- YOUR INSTRUCTIONS -
Retype the data below without altering anything.

- Dataset entries -
····················

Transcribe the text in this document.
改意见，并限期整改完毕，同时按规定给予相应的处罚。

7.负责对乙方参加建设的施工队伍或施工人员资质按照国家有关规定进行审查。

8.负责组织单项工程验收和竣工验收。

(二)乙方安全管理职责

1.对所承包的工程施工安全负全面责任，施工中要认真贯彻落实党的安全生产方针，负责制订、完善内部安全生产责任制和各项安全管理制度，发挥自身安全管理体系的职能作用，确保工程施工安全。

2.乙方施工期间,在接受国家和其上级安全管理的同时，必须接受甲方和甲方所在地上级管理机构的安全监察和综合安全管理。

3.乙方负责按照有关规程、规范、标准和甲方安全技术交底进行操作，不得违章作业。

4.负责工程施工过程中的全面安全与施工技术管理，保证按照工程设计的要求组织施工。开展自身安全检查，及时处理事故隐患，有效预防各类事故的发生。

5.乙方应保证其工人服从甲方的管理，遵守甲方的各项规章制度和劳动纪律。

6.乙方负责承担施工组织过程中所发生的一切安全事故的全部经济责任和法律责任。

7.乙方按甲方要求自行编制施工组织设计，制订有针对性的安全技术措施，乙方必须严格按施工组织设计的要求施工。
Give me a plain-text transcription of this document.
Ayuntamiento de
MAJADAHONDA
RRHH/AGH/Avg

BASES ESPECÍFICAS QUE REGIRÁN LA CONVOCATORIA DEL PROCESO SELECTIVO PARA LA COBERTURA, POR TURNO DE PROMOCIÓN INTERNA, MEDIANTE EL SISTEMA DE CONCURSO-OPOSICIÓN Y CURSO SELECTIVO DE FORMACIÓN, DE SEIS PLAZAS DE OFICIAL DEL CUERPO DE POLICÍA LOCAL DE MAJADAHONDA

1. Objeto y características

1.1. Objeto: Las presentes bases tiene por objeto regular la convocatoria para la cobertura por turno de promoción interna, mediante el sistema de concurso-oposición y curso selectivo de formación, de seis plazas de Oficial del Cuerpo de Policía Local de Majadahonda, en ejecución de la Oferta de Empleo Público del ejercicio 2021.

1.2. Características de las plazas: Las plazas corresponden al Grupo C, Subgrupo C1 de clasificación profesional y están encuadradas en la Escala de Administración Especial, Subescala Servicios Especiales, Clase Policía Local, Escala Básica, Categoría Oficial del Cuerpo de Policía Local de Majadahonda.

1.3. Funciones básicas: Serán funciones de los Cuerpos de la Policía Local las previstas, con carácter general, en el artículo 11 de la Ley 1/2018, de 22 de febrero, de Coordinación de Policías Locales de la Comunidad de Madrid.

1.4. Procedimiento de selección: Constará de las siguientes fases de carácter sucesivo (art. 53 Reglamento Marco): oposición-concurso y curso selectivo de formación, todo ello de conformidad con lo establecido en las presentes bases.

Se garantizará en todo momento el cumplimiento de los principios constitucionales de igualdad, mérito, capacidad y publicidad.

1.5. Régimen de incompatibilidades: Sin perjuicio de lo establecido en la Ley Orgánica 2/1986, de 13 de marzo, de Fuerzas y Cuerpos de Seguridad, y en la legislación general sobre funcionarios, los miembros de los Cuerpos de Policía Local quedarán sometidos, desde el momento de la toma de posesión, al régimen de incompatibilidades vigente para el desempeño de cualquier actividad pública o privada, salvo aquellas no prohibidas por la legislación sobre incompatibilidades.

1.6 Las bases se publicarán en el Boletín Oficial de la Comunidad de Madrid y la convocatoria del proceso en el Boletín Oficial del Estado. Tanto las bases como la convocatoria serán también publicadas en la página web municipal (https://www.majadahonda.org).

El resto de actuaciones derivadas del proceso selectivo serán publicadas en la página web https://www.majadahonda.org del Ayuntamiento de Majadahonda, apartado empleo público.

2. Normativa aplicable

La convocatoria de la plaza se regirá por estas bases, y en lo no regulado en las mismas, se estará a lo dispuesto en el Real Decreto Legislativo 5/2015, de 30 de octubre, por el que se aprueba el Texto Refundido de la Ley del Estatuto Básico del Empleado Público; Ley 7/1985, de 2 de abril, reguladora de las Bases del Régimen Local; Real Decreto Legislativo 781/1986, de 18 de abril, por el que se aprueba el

····················

- OUTPUT OF THE TASK -
Transcribe the text in this document.
改意见，并限期整改完毕，同时按规定给予相应的处罚。

7.负责对乙方参加建设的施工队伍或施工人员资质按照国家有关规定进行审查。

8.负责组织单项工程验收和竣工验收。

(二)乙方安全管理职责

1.对所承包的工程施工安全负全面责任，施工中要认真贯彻落实党的安全生产方针，负责制订、完善内部安全生产责任制和各项安全管理制度，发挥自身安全管理体系的职能作用，确保工程施工安全。

2.乙方施工期间,在接受国家和其上级安全管理的同时，必须接受甲方和甲方所在地上级管理机构的安全监察和综合安全管理。

3.乙方负责按照有关规程、规范、标准和甲方安全技术交底进行操作，不得违章作业。

4.负责工程施工过程中的全面安全与施工技术管理，保证按照工程设计的要求组织施工。开展自身安全检查，及时处理事故隐患，有效预防各类事故的发生。

5.乙方应保证其工人服从甲方的管理，遵守甲方的各项规章制度和劳动纪律。

6.乙方负责承担施工组织过程中所发生的一切安全事故的全部经济责任和法律责任。

7.乙方按甲方要求自行编制施工组织设计，制订有针对性的安全技术措施，乙方必须严格按施工组织设计的要求施工。
Give me a plain-text transcription of this document.
Ayuntamiento de
MAJADAHONDA
RRHH/AGH/Avg

BASES ESPECÍFICAS QUE REGIRÁN LA CONVOCATORIA DEL PROCESO SELECTIVO PARA LA COBERTURA, POR TURNO DE PROMOCIÓN INTERNA, MEDIANTE EL SISTEMA DE CONCURSO-OPOSICIÓN Y CURSO SELECTIVO DE FORMACIÓN, DE SEIS PLAZAS DE OFICIAL DEL CUERPO DE POLICÍA LOCAL DE MAJADAHONDA

1. Objeto y características

1.1. Objeto: Las presentes bases tiene por objeto regular la convocatoria para la cobertura por turno de promoción interna, mediante el sistema de concurso-oposición y curso selectivo de formación, de seis plazas de Oficial del Cuerpo de Policía Local de Majadahonda, en ejecución de la Oferta de Empleo Público del ejercicio 2021.

1.2. Características de las plazas: Las plazas corresponden al Grupo C, Subgrupo C1 de clasificación profesional y están encuadradas en la Escala de Administración Especial, Subescala Servicios Especiales, Clase Policía Local, Escala Básica, Categoría Oficial del Cuerpo de Policía Local de Majadahonda.

1.3. Funciones básicas: Serán funciones de los Cuerpos de la Policía Local las previstas, con carácter general, en el artículo 11 de la Ley 1/2018, de 22 de febrero, de Coordinación de Policías Locales de la Comunidad de Madrid.

1.4. Procedimiento de selección: Constará de las siguientes fases de carácter sucesivo (art. 53 Reglamento Marco): oposición-concurso y curso selectivo de formación, todo ello de conformidad con lo establecido en las presentes bases.

Se garantizará en todo momento el cumplimiento de los principios constitucionales de igualdad, mérito, capacidad y publicidad.

1.5. Régimen de incompatibilidades: Sin perjuicio de lo establecido en la Ley Orgánica 2/1986, de 13 de marzo, de Fuerzas y Cuerpos de Seguridad, y en la legislación general sobre funcionarios, los miembros de los Cuerpos de Policía Local quedarán sometidos, desde el momento de la toma de posesión, al régimen de incompatibilidades vigente para el desempeño de cualquier actividad pública o privada, salvo aquellas no prohibidas por la legislación sobre incompatibilidades.

1.6 Las bases se publicarán en el Boletín Oficial de la Comunidad de Madrid y la convocatoria del proceso en el Boletín Oficial del Estado. Tanto las bases como la convocatoria serán también publicadas en la página web municipal (https://www.majadahonda.org).

El resto de actuaciones derivadas del proceso selectivo serán publicadas en la página web https://www.majadahonda.org del Ayuntamiento de Majadahonda, apartado empleo público.

2. Normativa aplicable

La convocatoria de la plaza se regirá por estas bases, y en lo no regulado en las mismas, se estará a lo dispuesto en el Real Decreto Legislativo 5/2015, de 30 de octubre, por el que se aprueba el Texto Refundido de la Ley del Estatuto Básico del Empleado Público; Ley 7/1985, de 2 de abril, reguladora de las Bases del Régimen Local; Real Decreto Legislativo 781/1986, de 18 de abril, por el que se aprueba el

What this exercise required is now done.